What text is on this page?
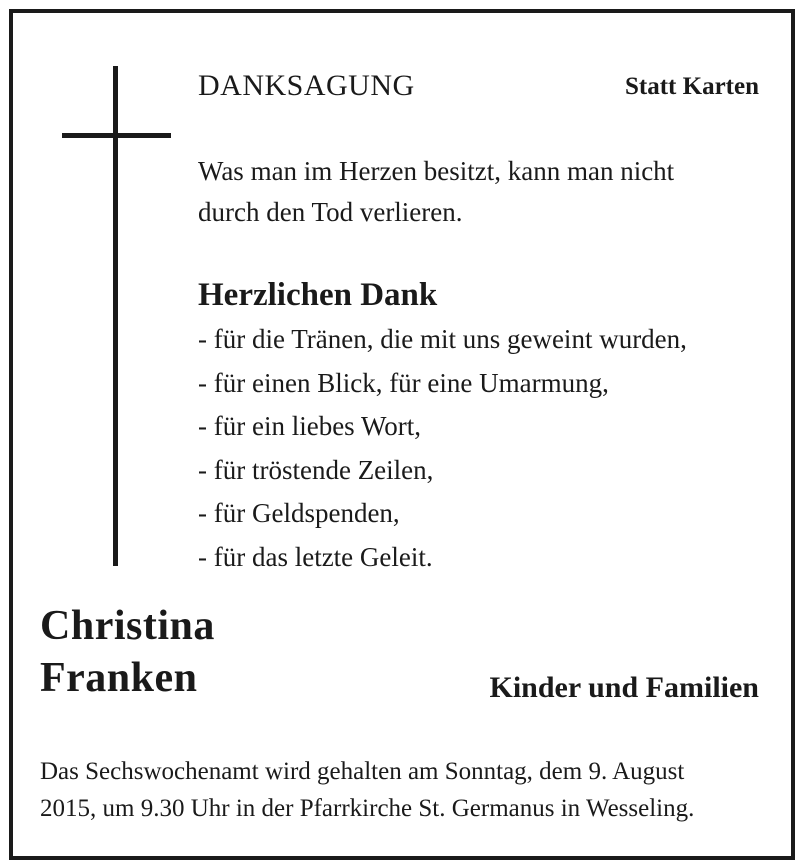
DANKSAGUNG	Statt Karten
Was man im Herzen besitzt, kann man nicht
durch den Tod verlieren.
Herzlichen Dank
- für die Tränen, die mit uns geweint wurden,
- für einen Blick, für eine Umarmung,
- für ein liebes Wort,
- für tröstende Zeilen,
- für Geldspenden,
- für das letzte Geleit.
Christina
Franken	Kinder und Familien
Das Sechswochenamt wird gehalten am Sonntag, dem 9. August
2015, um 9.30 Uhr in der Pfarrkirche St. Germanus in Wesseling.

= = =

(Directive):
Can you restate all the records above word for word while dropping the pictures?

(Task solution):
What text is on this page?
DANKSAGUNG	Statt Karten
Was man im Herzen besitzt, kann man nicht
durch den Tod verlieren.
Herzlichen Dank
- für die Tränen, die mit uns geweint wurden,
- für einen Blick, für eine Umarmung,
- für ein liebes Wort,
- für tröstende Zeilen,
- für Geldspenden,
- für das letzte Geleit.
Christina
Franken	Kinder und Familien
Das Sechswochenamt wird gehalten am Sonntag, dem 9. August
2015, um 9.30 Uhr in der Pfarrkirche St. Germanus in Wesseling.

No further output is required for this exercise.